<<<<
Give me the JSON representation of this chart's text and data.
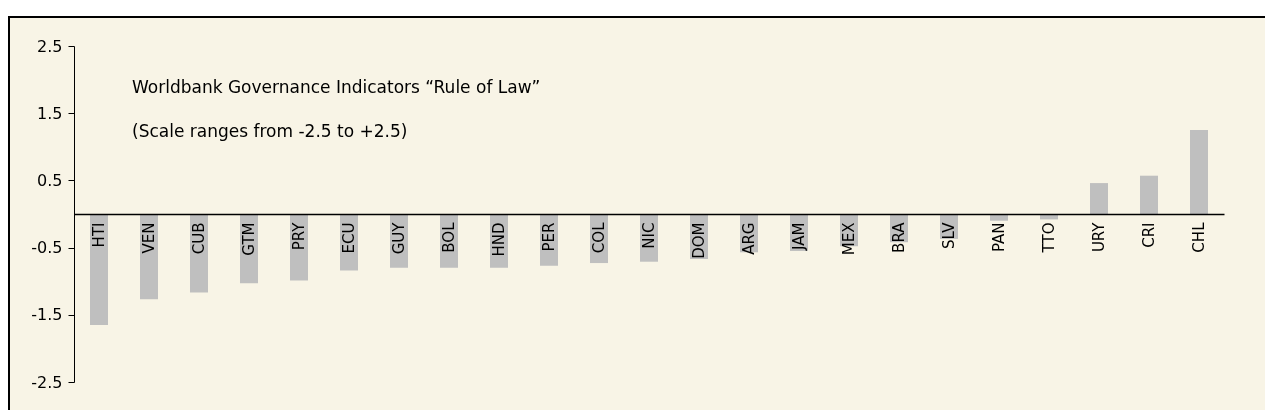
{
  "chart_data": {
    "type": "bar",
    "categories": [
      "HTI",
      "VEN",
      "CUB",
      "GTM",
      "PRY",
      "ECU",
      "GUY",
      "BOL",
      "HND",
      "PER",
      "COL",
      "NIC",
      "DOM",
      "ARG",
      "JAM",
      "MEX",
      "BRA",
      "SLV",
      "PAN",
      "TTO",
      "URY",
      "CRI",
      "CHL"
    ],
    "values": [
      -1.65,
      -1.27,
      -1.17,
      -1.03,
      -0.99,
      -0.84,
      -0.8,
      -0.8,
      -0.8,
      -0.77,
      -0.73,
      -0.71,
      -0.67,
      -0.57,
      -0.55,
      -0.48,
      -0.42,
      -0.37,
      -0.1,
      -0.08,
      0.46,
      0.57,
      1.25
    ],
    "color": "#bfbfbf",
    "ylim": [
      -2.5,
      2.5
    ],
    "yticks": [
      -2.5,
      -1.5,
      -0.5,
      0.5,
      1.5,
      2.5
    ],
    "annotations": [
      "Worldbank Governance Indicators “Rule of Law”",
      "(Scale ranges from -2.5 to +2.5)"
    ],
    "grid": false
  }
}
>>>>
• **What this task involves**:
Copy each line above precisely, dropping the pictures.

• **Solved exercise**:
Give me the JSON representation of this chart's text and data.
{
  "chart_data": {
    "type": "bar",
    "categories": [
      "HTI",
      "VEN",
      "CUB",
      "GTM",
      "PRY",
      "ECU",
      "GUY",
      "BOL",
      "HND",
      "PER",
      "COL",
      "NIC",
      "DOM",
      "ARG",
      "JAM",
      "MEX",
      "BRA",
      "SLV",
      "PAN",
      "TTO",
      "URY",
      "CRI",
      "CHL"
    ],
    "values": [
      -1.65,
      -1.27,
      -1.17,
      -1.03,
      -0.99,
      -0.84,
      -0.8,
      -0.8,
      -0.8,
      -0.77,
      -0.73,
      -0.71,
      -0.67,
      -0.57,
      -0.55,
      -0.48,
      -0.42,
      -0.37,
      -0.1,
      -0.08,
      0.46,
      0.57,
      1.25
    ],
    "color": "#bfbfbf",
    "ylim": [
      -2.5,
      2.5
    ],
    "yticks": [
      -2.5,
      -1.5,
      -0.5,
      0.5,
      1.5,
      2.5
    ],
    "annotations": [
      "Worldbank Governance Indicators “Rule of Law”",
      "(Scale ranges from -2.5 to +2.5)"
    ],
    "grid": false
  }
}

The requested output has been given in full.